■ **A run of records**:
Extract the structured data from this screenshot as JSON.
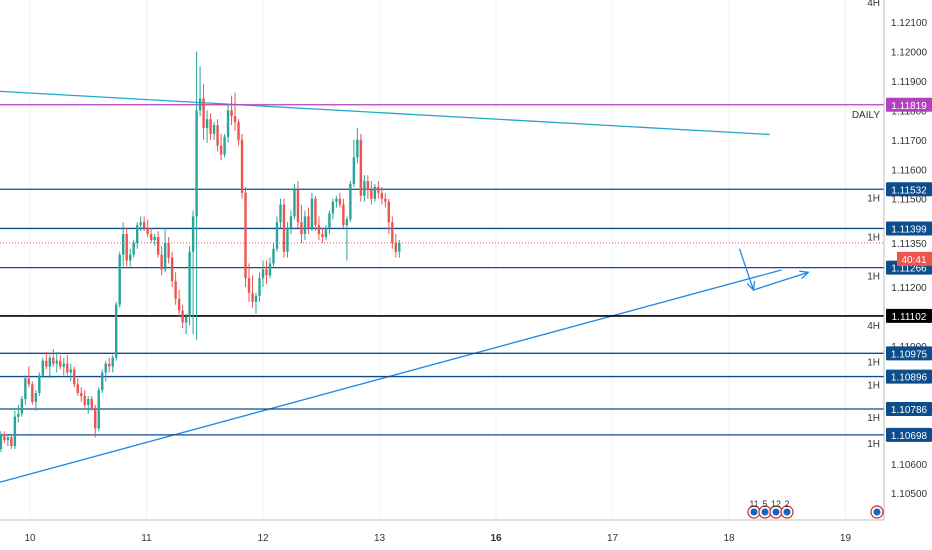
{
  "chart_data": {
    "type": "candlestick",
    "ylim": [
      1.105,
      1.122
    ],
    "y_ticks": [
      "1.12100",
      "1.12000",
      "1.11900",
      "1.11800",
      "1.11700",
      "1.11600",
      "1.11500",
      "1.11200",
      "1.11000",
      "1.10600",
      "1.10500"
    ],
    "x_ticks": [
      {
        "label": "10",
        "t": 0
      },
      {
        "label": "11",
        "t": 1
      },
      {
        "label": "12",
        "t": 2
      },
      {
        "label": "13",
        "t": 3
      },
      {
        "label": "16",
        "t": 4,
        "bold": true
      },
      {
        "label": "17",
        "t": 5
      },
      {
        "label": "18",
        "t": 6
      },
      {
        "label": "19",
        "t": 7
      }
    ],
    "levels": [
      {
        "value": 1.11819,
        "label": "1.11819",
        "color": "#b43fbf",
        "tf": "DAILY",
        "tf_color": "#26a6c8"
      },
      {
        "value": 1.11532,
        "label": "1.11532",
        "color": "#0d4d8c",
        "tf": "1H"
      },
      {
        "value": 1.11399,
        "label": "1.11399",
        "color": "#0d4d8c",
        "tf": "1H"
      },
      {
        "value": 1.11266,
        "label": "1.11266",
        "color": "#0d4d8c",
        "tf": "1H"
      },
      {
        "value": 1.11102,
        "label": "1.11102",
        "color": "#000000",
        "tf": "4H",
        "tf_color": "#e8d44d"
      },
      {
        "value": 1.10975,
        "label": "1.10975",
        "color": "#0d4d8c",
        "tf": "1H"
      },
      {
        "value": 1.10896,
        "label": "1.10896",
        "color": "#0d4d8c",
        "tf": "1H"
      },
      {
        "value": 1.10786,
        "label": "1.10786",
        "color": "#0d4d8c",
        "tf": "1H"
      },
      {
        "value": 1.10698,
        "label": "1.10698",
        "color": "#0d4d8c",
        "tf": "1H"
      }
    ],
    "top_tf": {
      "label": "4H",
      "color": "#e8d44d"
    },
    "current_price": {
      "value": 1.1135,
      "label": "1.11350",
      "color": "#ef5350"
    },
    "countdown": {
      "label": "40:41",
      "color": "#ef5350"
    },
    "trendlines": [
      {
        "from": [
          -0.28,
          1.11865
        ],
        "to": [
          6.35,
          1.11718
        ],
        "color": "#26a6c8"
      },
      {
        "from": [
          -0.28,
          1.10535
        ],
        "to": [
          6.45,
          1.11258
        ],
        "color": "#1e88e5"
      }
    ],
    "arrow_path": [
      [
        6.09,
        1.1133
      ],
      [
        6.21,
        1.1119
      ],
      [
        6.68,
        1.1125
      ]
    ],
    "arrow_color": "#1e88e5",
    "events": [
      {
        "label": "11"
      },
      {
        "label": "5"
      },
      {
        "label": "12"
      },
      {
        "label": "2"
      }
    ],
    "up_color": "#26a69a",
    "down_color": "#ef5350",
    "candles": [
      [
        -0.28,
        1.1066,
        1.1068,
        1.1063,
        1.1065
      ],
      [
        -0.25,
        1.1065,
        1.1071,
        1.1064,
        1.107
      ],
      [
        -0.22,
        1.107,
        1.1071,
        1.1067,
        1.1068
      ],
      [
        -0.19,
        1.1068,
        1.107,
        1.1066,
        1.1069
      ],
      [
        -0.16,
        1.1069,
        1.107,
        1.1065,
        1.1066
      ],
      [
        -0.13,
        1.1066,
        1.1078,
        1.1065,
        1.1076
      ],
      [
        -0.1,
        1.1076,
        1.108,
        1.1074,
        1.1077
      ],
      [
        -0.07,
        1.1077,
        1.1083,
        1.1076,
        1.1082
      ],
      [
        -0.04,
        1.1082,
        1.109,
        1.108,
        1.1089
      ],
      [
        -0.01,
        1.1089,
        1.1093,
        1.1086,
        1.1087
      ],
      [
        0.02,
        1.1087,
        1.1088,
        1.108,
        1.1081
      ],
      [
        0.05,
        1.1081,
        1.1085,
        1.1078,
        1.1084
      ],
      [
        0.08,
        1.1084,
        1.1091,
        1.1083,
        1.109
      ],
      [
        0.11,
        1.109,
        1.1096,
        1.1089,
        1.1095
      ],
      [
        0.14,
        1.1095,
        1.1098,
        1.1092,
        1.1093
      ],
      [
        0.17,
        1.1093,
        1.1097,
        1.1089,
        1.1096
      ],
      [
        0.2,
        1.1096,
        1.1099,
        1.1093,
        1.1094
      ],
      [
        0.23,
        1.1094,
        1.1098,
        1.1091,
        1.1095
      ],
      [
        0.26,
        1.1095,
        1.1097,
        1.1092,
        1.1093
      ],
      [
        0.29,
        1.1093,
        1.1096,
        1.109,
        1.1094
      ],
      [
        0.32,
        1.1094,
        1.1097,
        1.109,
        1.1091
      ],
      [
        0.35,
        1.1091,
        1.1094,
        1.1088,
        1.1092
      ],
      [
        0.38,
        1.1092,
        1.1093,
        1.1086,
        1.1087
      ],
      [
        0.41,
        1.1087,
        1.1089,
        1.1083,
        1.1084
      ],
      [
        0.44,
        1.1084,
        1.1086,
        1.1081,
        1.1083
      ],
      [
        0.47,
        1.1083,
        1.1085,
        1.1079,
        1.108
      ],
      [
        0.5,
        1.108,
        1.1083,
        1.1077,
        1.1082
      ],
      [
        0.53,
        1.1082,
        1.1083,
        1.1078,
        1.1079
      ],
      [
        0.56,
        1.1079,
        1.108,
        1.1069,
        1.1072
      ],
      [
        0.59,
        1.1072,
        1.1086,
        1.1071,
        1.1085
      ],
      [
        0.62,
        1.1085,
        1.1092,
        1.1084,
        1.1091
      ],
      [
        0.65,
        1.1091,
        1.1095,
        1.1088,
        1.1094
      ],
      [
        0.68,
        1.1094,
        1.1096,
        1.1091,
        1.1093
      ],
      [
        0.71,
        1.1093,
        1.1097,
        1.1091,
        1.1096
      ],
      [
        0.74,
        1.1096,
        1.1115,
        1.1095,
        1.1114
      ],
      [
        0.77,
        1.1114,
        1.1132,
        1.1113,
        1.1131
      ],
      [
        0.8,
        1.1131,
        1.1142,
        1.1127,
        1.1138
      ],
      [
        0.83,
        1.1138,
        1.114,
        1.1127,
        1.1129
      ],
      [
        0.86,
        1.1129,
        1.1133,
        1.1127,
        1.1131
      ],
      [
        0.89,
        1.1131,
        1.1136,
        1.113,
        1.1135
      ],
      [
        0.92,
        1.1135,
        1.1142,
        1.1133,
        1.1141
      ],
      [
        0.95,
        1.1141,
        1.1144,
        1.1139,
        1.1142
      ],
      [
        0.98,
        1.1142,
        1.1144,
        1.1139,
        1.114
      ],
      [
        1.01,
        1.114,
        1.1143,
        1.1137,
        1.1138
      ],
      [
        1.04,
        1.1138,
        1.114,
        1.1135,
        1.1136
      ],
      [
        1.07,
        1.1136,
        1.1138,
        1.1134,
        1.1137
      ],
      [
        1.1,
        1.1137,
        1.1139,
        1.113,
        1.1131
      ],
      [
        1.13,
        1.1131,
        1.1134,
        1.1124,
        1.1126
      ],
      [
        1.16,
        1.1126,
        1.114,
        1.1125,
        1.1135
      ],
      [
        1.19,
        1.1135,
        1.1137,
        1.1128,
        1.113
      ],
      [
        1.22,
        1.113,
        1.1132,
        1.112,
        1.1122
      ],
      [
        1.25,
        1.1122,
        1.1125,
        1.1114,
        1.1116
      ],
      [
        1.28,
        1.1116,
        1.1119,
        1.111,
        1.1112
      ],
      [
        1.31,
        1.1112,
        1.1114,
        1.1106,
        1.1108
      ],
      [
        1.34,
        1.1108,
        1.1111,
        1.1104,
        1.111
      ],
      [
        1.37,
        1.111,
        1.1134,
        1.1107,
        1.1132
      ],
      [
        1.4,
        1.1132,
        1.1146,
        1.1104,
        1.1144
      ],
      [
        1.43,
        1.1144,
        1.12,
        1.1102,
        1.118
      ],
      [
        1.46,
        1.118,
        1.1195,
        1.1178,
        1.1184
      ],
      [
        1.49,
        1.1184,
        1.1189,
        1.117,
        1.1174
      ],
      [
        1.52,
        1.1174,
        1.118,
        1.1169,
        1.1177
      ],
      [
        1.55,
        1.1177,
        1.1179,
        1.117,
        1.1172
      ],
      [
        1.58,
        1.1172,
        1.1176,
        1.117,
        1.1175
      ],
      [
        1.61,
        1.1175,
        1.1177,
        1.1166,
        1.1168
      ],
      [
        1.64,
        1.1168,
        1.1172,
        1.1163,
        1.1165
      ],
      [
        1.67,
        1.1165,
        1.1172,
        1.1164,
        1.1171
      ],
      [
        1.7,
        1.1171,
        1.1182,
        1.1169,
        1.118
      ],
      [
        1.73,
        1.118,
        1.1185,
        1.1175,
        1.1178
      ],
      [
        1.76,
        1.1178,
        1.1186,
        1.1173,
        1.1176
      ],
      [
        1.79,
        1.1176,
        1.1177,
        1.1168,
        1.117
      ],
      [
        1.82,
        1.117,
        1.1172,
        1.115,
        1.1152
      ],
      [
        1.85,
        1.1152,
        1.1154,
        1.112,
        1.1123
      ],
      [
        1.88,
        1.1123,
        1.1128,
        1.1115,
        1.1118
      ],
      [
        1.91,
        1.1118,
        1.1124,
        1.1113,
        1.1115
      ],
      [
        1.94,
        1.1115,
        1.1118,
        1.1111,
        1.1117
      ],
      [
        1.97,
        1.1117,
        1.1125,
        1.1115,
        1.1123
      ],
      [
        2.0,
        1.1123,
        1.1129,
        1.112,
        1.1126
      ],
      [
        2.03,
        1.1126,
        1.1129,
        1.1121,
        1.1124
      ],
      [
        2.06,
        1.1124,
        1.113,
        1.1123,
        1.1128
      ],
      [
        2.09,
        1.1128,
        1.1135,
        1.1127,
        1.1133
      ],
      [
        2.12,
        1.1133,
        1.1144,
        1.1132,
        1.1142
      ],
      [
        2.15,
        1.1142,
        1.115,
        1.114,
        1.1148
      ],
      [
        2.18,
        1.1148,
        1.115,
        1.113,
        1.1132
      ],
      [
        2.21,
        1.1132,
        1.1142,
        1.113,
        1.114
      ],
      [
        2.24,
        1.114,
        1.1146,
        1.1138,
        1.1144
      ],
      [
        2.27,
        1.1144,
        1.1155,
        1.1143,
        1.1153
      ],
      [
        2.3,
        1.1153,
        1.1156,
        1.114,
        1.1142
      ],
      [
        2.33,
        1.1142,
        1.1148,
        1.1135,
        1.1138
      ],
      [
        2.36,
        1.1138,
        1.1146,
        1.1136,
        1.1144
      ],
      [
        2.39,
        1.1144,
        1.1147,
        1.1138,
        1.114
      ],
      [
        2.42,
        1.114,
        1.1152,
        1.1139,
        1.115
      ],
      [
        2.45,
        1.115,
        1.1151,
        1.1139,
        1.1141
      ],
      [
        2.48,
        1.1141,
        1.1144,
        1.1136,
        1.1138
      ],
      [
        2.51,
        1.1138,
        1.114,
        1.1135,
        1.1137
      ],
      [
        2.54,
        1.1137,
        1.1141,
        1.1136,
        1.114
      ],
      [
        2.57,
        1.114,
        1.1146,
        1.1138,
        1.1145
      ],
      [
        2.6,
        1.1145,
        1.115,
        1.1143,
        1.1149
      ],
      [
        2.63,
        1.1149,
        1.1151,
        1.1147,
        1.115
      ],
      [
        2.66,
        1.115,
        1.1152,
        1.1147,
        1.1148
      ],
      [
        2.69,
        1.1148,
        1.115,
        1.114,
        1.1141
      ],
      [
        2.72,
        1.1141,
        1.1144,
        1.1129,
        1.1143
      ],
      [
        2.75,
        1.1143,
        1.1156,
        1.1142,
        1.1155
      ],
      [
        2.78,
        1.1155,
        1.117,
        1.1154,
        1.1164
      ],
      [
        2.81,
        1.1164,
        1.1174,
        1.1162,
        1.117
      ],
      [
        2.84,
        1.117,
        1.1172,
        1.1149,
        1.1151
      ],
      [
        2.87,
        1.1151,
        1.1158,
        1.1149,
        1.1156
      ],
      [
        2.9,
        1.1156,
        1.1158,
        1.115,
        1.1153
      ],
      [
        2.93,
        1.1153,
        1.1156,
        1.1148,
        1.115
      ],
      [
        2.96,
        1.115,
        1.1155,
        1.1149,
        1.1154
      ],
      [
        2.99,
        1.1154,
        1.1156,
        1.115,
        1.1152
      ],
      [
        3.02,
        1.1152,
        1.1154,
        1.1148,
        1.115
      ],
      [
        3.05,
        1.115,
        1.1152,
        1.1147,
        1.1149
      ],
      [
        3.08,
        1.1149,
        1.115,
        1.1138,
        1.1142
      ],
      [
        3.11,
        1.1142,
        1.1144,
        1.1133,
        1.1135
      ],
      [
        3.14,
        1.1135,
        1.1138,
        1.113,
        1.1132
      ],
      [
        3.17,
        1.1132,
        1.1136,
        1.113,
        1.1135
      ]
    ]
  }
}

--

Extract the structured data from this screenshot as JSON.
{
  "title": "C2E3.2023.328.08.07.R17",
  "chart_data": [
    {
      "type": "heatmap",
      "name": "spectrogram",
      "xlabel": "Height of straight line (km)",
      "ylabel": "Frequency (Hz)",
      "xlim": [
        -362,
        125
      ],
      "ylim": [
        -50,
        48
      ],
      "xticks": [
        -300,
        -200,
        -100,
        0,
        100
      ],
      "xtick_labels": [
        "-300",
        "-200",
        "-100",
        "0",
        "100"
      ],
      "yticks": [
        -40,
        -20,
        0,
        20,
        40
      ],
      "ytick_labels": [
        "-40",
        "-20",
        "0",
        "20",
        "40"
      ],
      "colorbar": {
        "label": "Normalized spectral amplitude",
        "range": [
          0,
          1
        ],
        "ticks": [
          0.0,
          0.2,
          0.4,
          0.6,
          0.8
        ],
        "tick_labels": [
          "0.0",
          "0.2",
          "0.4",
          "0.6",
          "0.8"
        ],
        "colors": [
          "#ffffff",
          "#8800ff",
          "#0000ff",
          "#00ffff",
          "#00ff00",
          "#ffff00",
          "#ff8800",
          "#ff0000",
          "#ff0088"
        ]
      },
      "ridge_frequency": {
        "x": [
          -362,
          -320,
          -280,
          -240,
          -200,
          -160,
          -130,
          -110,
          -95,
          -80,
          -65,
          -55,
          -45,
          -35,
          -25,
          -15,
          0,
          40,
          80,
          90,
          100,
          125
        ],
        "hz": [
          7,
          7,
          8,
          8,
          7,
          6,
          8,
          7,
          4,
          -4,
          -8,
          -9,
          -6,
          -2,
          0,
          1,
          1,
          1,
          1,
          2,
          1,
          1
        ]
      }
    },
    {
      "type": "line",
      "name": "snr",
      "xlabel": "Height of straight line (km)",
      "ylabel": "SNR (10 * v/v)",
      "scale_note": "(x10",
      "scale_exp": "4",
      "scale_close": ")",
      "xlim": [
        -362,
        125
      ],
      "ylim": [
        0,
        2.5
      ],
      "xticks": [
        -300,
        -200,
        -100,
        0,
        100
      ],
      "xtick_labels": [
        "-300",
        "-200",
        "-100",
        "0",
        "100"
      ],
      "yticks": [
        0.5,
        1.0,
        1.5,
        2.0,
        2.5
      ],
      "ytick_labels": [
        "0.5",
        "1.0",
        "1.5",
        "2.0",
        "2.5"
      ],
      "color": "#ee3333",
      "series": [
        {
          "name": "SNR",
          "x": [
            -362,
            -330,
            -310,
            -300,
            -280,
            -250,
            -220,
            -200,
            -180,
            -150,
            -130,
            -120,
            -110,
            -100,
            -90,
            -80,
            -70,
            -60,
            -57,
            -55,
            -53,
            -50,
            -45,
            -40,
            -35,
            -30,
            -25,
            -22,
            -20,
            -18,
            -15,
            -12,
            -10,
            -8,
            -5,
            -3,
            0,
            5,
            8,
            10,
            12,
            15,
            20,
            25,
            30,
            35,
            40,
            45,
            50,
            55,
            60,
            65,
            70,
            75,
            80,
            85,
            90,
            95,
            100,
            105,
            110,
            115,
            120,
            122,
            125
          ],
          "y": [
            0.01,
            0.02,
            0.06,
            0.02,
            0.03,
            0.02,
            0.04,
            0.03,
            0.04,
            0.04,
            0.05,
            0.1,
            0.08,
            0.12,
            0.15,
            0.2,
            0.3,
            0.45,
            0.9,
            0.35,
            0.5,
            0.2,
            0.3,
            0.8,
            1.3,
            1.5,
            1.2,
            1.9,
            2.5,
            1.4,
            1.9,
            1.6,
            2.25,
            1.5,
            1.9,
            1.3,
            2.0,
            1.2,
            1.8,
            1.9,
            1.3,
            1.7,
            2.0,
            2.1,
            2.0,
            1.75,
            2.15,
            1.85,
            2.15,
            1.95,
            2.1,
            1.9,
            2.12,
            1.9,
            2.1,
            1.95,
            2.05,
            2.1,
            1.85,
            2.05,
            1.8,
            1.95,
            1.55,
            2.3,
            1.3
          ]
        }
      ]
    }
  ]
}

■ **OBJECTIVE**: Each line that contains the string "type" counts once; say how many there are and nothing else.

■ **SOLVED PROBLEM**: 3